▶ [STORED DATA]:

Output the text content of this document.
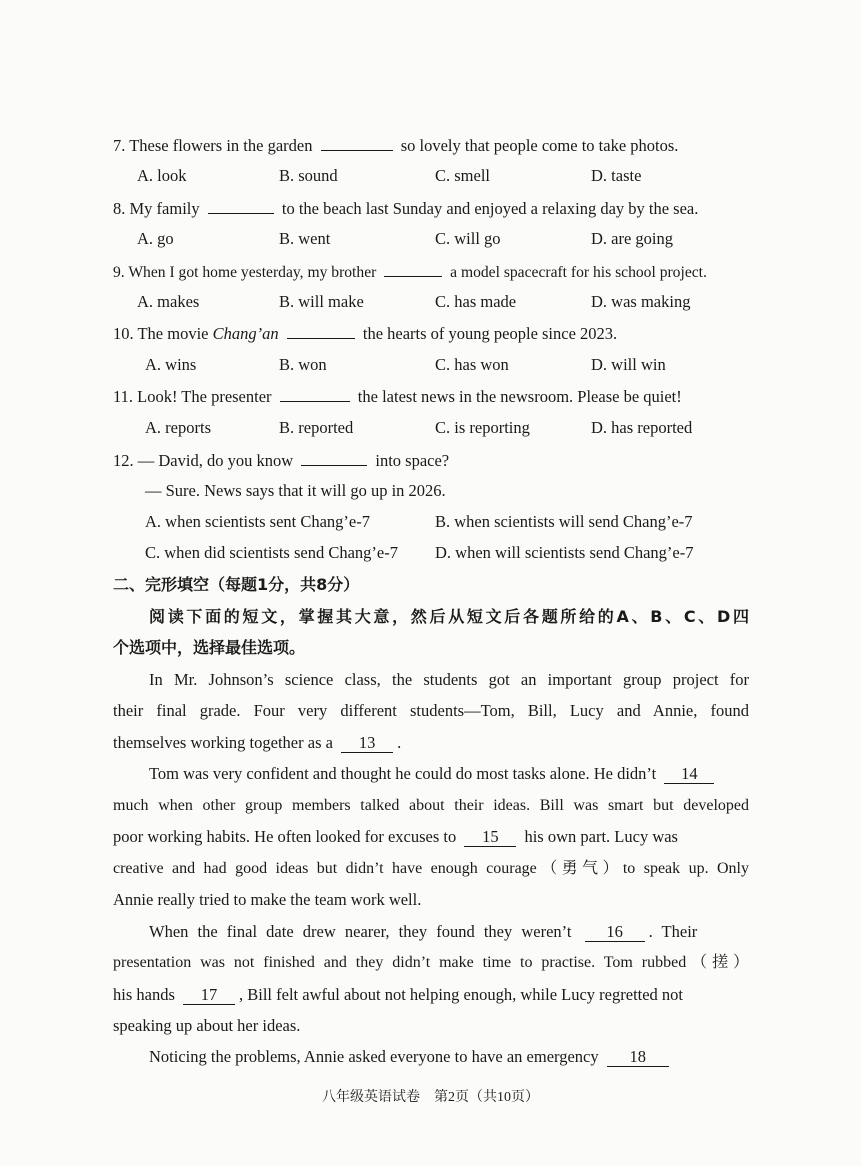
7. These flowers in the garden	so lovely that people come to take photos.
A. look	B. sound	C. smell	D. taste
8. My family	to the beach last Sunday and enjoyed a relaxing day by the sea.
A. go	B. went	C. will go	D. are going
9. When I got home yesterday, my brother	a model spacecraft for his school project.
A. makes	B. will make	C. has made	D. was making
10. The movie Chang’an	the hearts of young people since 2023.
A. wins	B. won	C. has won	D. will win
11. Look! The presenter	the latest news in the newsroom. Please be quiet!
A. reports	B. reported	C. is reporting	D. has reported
12. — David, do you know	into space?
— Sure. News says that it will go up in 2026.
A. when scientists sent Chang’e-7	B. when scientists will send Chang’e-7
C. when did scientists send Chang’e-7 D. when will scientists send Chang’e-7
二、完形填空（每题1分，共8分）
阅读下面的短文，掌握其大意，然后从短文后各题所给的A、B、C、D四
个选项中，选择最佳选项。
In Mr. Johnson’s science class, the students got an important group project for
their final grade. Four very different students—Tom, Bill, Lucy and Annie, found
themselves working together as a 13 .
Tom was very confident and thought he could do most tasks alone. He didn’t 14
much when other group members talked about their ideas. Bill was smart but developed
poor working habits. He often looked for excuses to 15 his own part. Lucy was
creative and had good ideas but didn’t have enough courage（勇气）to speak up. Only
Annie really tried to make the team work well.
When the final date drew nearer, they found they weren’t 16 . Their
presentation was not finished and they didn’t make time to practise. Tom rubbed（搓）
his hands 17 , Bill felt awful about not helping enough, while Lucy regretted not
speaking up about her ideas.
Noticing the problems, Annie asked everyone to have an emergency 18
八年级英语试卷　第2页（共10页）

▶ [REQUIREMENT]: Set down all the data again exactly as above, pictures excluded.

▶ [SOLUTION TO THIS PROBLEM]:
Output the text content of this document.
7. These flowers in the garden	so lovely that people come to take photos.
A. look	B. sound	C. smell	D. taste
8. My family	to the beach last Sunday and enjoyed a relaxing day by the sea.
A. go	B. went	C. will go	D. are going
9. When I got home yesterday, my brother	a model spacecraft for his school project.
A. makes	B. will make	C. has made	D. was making
10. The movie Chang’an	the hearts of young people since 2023.
A. wins	B. won	C. has won	D. will win
11. Look! The presenter	the latest news in the newsroom. Please be quiet!
A. reports	B. reported	C. is reporting	D. has reported
12. — David, do you know	into space?
— Sure. News says that it will go up in 2026.
A. when scientists sent Chang’e-7	B. when scientists will send Chang’e-7
C. when did scientists send Chang’e-7 D. when will scientists send Chang’e-7
二、完形填空（每题1分，共8分）
阅读下面的短文，掌握其大意，然后从短文后各题所给的A、B、C、D四
个选项中，选择最佳选项。
In Mr. Johnson’s science class, the students got an important group project for
their final grade. Four very different students—Tom, Bill, Lucy and Annie, found
themselves working together as a 13 .
Tom was very confident and thought he could do most tasks alone. He didn’t 14
much when other group members talked about their ideas. Bill was smart but developed
poor working habits. He often looked for excuses to 15 his own part. Lucy was
creative and had good ideas but didn’t have enough courage（勇气）to speak up. Only
Annie really tried to make the team work well.
When the final date drew nearer, they found they weren’t 16 . Their
presentation was not finished and they didn’t make time to practise. Tom rubbed（搓）
his hands 17 , Bill felt awful about not helping enough, while Lucy regretted not
speaking up about her ideas.
Noticing the problems, Annie asked everyone to have an emergency 18
八年级英语试卷　第2页（共10页）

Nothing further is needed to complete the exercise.